YOUR INSTRUCTIONS
Repeat what the lines below say, word for word, and skip every image.

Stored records
+--
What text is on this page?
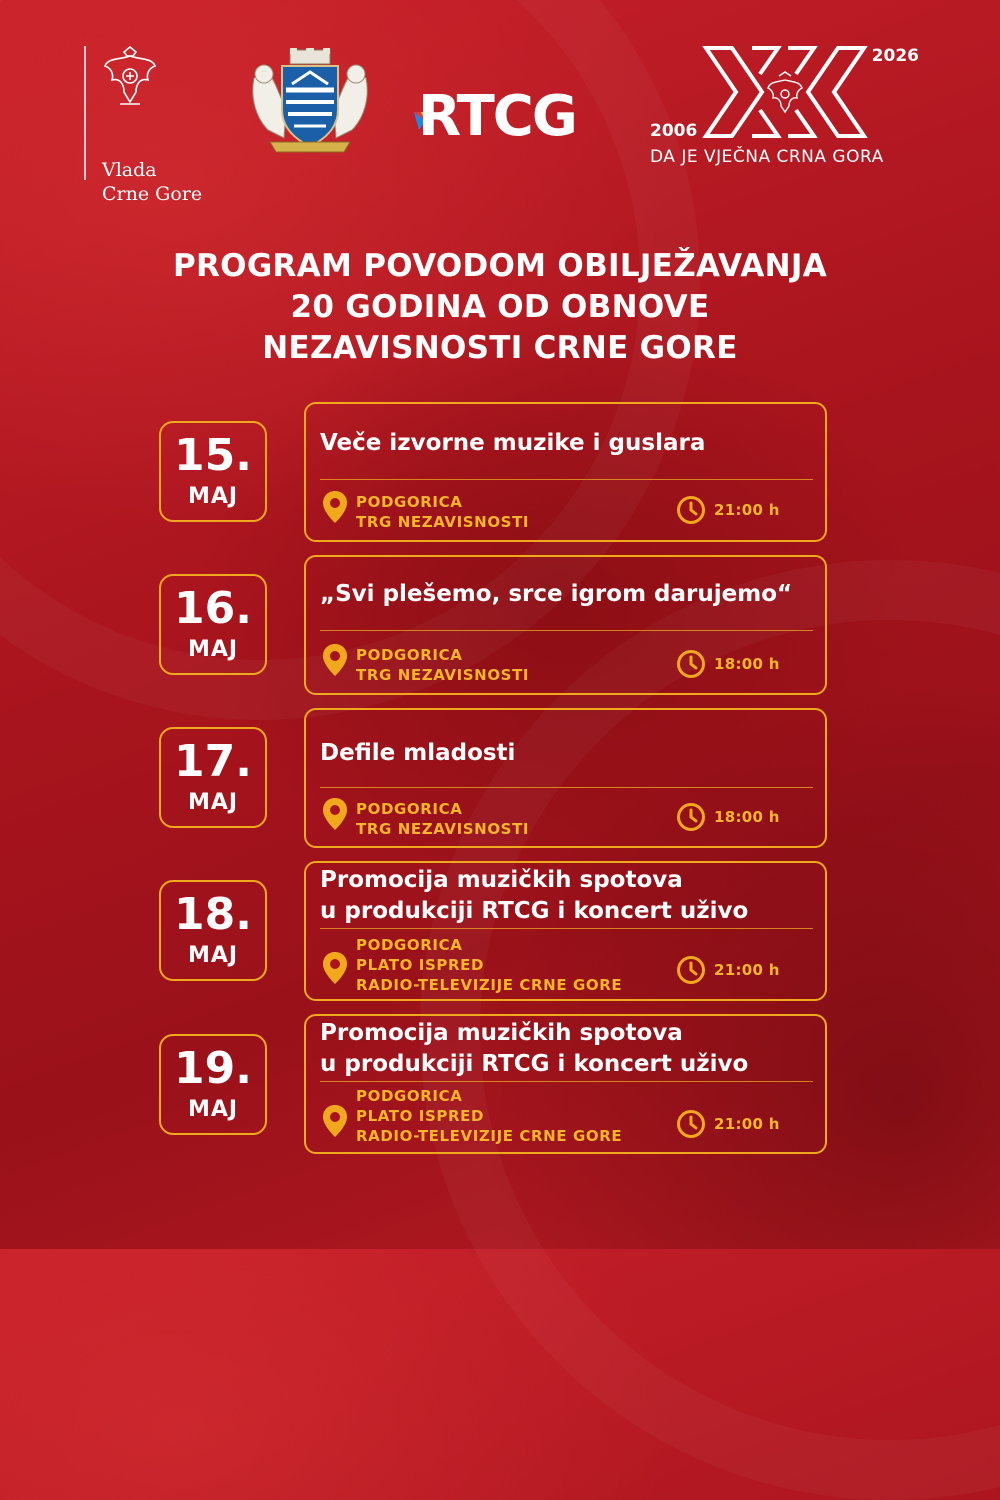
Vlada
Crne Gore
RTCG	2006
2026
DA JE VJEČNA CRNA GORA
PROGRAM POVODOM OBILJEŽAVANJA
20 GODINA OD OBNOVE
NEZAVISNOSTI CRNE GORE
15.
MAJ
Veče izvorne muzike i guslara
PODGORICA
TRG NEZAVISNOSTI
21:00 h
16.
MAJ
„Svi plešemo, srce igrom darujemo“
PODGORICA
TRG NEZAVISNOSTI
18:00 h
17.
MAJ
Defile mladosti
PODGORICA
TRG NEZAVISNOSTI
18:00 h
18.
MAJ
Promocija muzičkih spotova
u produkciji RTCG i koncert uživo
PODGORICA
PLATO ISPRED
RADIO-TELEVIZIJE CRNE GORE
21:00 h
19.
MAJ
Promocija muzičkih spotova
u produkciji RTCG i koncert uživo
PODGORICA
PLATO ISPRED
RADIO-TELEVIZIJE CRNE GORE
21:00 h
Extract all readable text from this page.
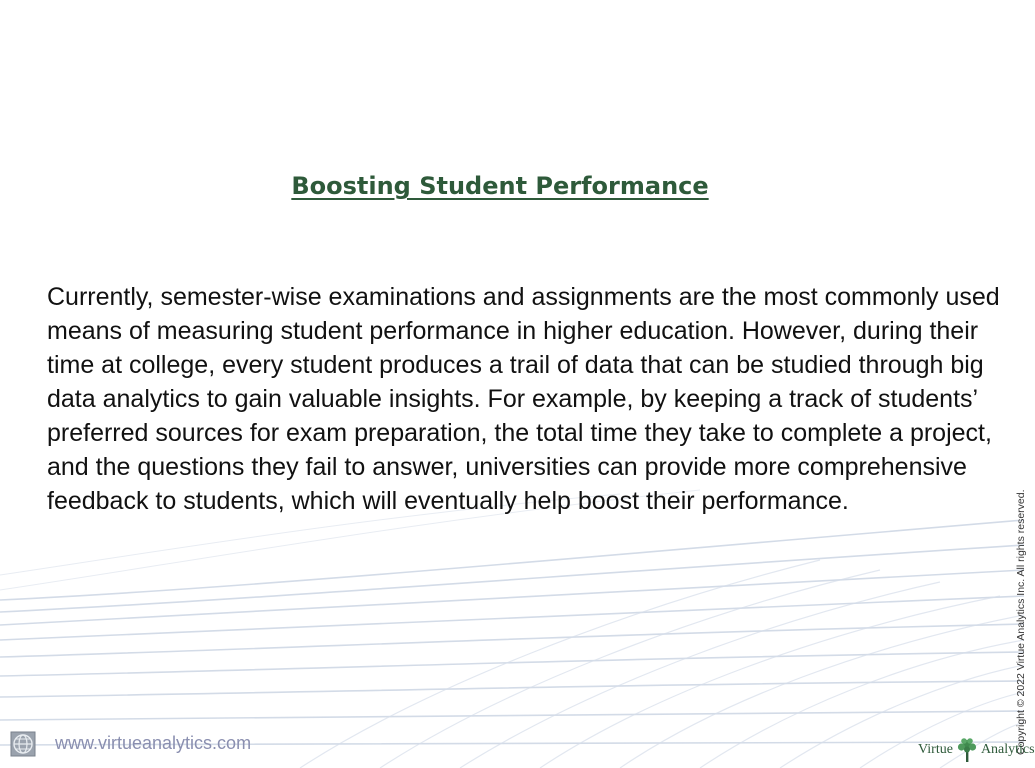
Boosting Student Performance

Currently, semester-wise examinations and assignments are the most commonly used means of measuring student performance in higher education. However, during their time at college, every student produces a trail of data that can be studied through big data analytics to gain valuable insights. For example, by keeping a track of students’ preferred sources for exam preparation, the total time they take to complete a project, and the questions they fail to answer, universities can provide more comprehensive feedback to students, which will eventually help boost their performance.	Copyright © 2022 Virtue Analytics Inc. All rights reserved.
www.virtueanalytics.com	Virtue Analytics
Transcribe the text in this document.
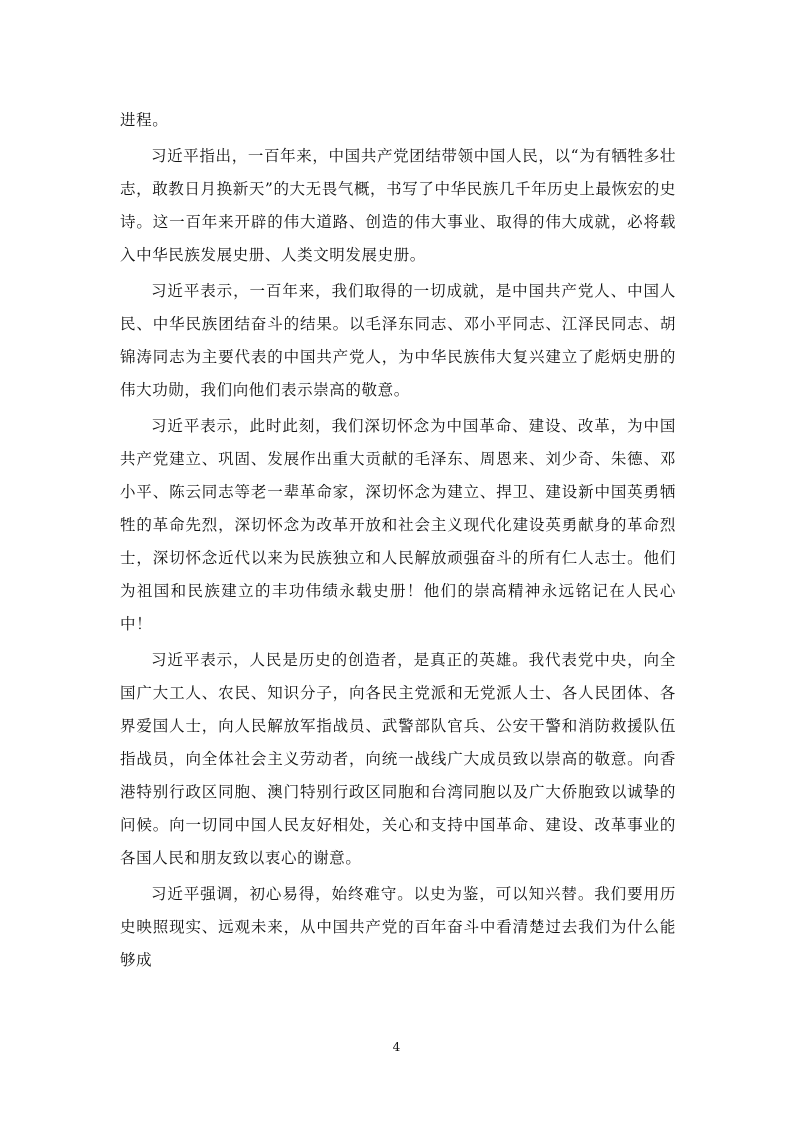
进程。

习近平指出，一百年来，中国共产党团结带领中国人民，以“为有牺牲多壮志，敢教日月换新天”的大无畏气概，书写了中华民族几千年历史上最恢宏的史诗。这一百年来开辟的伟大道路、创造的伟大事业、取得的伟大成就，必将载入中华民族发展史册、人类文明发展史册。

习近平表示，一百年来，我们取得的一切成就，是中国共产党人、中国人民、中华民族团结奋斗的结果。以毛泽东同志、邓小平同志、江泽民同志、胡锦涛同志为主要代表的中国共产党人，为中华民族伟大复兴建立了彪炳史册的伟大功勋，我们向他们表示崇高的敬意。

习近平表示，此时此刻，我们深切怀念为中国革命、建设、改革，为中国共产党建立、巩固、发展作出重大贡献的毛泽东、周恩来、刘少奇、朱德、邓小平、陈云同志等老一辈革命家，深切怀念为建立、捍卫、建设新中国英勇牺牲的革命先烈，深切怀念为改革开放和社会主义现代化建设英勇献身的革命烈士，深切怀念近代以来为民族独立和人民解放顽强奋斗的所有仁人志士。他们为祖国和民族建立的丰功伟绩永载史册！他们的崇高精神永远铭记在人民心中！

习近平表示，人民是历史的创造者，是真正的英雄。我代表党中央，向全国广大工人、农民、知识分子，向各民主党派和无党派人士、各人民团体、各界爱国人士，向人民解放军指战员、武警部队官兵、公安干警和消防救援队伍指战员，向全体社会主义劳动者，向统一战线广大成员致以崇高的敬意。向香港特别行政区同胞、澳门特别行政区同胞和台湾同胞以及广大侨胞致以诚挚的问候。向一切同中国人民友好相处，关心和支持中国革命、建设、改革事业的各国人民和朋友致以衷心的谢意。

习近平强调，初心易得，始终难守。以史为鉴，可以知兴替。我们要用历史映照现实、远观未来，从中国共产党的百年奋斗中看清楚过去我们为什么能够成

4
+--
REPLY TO THE EXERCISE
What text is on this page?
Vlada
Crne Gore
RTCG	2006
2026
DA JE VJEČNA CRNA GORA
PROGRAM POVODOM OBILJEŽAVANJA
20 GODINA OD OBNOVE
NEZAVISNOSTI CRNE GORE
15.
MAJ
Veče izvorne muzike i guslara
PODGORICA
TRG NEZAVISNOSTI
21:00 h
16.
MAJ
„Svi plešemo, srce igrom darujemo“
PODGORICA
TRG NEZAVISNOSTI
18:00 h
17.
MAJ
Defile mladosti
PODGORICA
TRG NEZAVISNOSTI
18:00 h
18.
MAJ
Promocija muzičkih spotova
u produkciji RTCG i koncert uživo
PODGORICA
PLATO ISPRED
RADIO-TELEVIZIJE CRNE GORE
21:00 h
19.
MAJ
Promocija muzičkih spotova
u produkciji RTCG i koncert uživo
PODGORICA
PLATO ISPRED
RADIO-TELEVIZIJE CRNE GORE
21:00 h
Extract all readable text from this page.
Boosting Student Performance

Currently, semester-wise examinations and assignments are the most commonly used means of measuring student performance in higher education. However, during their time at college, every student produces a trail of data that can be studied through big data analytics to gain valuable insights. For example, by keeping a track of students’ preferred sources for exam preparation, the total time they take to complete a project, and the questions they fail to answer, universities can provide more comprehensive feedback to students, which will eventually help boost their performance.	Copyright © 2022 Virtue Analytics Inc. All rights reserved.
www.virtueanalytics.com	Virtue Analytics
Transcribe the text in this document.
进程。

习近平指出，一百年来，中国共产党团结带领中国人民，以“为有牺牲多壮志，敢教日月换新天”的大无畏气概，书写了中华民族几千年历史上最恢宏的史诗。这一百年来开辟的伟大道路、创造的伟大事业、取得的伟大成就，必将载入中华民族发展史册、人类文明发展史册。

习近平表示，一百年来，我们取得的一切成就，是中国共产党人、中国人民、中华民族团结奋斗的结果。以毛泽东同志、邓小平同志、江泽民同志、胡锦涛同志为主要代表的中国共产党人，为中华民族伟大复兴建立了彪炳史册的伟大功勋，我们向他们表示崇高的敬意。

习近平表示，此时此刻，我们深切怀念为中国革命、建设、改革，为中国共产党建立、巩固、发展作出重大贡献的毛泽东、周恩来、刘少奇、朱德、邓小平、陈云同志等老一辈革命家，深切怀念为建立、捍卫、建设新中国英勇牺牲的革命先烈，深切怀念为改革开放和社会主义现代化建设英勇献身的革命烈士，深切怀念近代以来为民族独立和人民解放顽强奋斗的所有仁人志士。他们为祖国和民族建立的丰功伟绩永载史册！他们的崇高精神永远铭记在人民心中！

习近平表示，人民是历史的创造者，是真正的英雄。我代表党中央，向全国广大工人、农民、知识分子，向各民主党派和无党派人士、各人民团体、各界爱国人士，向人民解放军指战员、武警部队官兵、公安干警和消防救援队伍指战员，向全体社会主义劳动者，向统一战线广大成员致以崇高的敬意。向香港特别行政区同胞、澳门特别行政区同胞和台湾同胞以及广大侨胞致以诚挚的问候。向一切同中国人民友好相处，关心和支持中国革命、建设、改革事业的各国人民和朋友致以衷心的谢意。

习近平强调，初心易得，始终难守。以史为鉴，可以知兴替。我们要用历史映照现实、远观未来，从中国共产党的百年奋斗中看清楚过去我们为什么能够成

4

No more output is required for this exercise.